Whenever a line contains the string "浓缩机制", copy it out of the entries.
-- Start --
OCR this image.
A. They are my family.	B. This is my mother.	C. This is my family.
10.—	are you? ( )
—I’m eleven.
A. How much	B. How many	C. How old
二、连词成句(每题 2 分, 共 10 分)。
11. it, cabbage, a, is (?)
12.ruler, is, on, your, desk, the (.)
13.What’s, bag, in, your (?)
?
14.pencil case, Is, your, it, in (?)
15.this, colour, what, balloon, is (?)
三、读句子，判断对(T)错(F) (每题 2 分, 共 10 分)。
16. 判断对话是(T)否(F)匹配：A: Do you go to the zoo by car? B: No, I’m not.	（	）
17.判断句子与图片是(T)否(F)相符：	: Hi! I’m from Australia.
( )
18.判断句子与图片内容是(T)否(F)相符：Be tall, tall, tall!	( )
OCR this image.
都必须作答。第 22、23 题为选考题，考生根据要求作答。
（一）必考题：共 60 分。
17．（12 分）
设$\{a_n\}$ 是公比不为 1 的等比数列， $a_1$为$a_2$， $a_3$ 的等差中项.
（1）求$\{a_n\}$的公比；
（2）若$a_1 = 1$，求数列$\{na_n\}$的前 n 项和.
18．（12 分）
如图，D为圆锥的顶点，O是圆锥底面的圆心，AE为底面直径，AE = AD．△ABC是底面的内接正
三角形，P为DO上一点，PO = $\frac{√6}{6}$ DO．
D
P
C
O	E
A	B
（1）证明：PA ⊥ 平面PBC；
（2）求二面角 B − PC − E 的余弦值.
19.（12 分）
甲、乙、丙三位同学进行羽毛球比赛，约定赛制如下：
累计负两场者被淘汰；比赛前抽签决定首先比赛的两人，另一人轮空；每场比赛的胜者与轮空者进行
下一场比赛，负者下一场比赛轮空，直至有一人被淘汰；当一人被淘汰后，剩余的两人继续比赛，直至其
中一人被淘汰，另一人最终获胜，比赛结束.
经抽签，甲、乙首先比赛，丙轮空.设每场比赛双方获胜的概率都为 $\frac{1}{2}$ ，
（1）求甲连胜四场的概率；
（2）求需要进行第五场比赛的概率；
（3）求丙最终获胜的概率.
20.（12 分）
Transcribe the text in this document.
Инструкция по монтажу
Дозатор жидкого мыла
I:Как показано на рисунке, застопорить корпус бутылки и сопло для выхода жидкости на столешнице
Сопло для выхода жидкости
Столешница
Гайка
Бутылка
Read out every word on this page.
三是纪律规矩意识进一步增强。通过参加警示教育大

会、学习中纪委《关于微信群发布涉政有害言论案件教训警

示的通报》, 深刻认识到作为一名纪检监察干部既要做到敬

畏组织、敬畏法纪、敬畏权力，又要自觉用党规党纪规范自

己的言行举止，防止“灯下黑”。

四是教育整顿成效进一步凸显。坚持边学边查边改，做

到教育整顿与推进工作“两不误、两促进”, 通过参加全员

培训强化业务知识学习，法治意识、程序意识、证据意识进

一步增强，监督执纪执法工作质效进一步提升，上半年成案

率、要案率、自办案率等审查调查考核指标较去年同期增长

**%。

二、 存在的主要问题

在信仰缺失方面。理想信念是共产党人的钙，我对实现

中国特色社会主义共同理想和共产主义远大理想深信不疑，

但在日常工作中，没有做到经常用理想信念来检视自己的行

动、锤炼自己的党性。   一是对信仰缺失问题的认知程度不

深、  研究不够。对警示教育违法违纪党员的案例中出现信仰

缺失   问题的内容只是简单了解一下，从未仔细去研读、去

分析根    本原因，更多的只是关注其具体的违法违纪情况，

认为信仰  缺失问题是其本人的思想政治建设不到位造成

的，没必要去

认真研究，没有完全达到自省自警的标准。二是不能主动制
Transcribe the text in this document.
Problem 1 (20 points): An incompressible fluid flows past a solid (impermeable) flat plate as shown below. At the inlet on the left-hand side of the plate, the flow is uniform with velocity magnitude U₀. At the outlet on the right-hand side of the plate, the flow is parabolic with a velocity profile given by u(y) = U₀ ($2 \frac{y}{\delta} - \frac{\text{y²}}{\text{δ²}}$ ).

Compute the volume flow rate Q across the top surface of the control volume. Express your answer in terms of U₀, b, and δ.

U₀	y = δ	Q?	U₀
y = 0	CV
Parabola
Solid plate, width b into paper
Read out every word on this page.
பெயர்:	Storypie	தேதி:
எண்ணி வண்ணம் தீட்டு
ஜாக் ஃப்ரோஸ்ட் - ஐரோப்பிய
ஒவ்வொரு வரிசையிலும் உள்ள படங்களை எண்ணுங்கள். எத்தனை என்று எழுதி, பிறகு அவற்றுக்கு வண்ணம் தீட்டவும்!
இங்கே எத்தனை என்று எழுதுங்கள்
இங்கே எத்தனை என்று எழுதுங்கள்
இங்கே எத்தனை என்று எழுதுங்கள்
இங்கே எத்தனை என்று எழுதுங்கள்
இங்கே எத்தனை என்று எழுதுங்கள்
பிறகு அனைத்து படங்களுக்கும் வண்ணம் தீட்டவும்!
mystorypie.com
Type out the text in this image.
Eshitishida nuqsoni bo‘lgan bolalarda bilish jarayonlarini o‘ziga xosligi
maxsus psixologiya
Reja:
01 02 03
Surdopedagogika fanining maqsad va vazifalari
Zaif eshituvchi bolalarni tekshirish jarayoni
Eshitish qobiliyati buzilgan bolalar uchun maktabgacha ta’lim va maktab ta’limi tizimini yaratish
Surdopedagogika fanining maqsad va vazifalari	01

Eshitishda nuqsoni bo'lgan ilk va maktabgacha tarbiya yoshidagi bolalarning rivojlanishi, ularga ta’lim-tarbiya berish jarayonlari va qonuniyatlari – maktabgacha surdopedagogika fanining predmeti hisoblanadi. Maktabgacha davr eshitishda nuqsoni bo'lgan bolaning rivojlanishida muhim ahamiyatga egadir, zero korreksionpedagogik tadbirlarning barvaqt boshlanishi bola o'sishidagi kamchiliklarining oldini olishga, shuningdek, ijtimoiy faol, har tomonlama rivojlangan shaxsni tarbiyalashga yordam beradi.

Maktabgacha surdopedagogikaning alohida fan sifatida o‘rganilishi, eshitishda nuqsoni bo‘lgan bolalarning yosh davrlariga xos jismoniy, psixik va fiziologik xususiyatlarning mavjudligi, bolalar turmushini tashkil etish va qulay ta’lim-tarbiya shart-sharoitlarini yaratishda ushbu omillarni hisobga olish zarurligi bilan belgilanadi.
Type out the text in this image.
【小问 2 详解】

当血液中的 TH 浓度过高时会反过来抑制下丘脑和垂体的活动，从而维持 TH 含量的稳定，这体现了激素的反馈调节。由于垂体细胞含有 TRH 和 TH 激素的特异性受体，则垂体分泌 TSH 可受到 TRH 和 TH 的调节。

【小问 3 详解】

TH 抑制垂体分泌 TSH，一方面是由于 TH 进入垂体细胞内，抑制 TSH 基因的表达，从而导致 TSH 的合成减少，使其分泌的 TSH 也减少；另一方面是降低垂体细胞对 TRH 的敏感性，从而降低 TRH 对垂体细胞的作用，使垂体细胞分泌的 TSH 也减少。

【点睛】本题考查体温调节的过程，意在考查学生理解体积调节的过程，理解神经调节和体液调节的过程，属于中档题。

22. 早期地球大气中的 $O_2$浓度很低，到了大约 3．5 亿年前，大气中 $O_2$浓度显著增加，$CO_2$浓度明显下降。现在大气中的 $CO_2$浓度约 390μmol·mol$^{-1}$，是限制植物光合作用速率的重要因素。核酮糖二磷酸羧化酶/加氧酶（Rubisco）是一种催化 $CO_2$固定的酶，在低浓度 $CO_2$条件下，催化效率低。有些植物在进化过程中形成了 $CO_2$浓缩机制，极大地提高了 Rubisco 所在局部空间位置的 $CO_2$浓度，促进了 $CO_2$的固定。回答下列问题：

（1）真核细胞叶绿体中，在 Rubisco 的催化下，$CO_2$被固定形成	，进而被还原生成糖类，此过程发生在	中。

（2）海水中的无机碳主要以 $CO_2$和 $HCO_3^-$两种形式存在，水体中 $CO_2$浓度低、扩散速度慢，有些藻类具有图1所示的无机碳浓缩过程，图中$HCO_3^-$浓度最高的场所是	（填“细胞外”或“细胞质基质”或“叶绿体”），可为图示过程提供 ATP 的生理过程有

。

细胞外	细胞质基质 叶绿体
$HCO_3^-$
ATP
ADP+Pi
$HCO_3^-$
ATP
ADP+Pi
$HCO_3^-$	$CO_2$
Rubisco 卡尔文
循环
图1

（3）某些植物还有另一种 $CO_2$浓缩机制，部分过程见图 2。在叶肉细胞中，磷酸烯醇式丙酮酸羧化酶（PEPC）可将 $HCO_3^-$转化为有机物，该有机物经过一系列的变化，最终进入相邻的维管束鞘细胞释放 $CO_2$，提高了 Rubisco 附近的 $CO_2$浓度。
-- End --
### [Reply to the task]
22. 早期地球大气中的 $O_2$浓度很低，到了大约 3．5 亿年前，大气中 $O_2$浓度显著增加，$CO_2$浓度明显下降。现在大气中的 $CO_2$浓度约 390μmol·mol$^{-1}$，是限制植物光合作用速率的重要因素。核酮糖二磷酸羧化酶/加氧酶（Rubisco）是一种催化 $CO_2$固定的酶，在低浓度 $CO_2$条件下，催化效率低。有些植物在进化过程中形成了 $CO_2$浓缩机制，极大地提高了 Rubisco 所在局部空间位置的 $CO_2$浓度，促进了 $CO_2$的固定。回答下列问题：
（3）某些植物还有另一种 $CO_2$浓缩机制，部分过程见图 2。在叶肉细胞中，磷酸烯醇式丙酮酸羧化酶（PEPC）可将 $HCO_3^-$转化为有机物，该有机物经过一系列的变化，最终进入相邻的维管束鞘细胞释放 $CO_2$，提高了 Rubisco 附近的 $CO_2$浓度。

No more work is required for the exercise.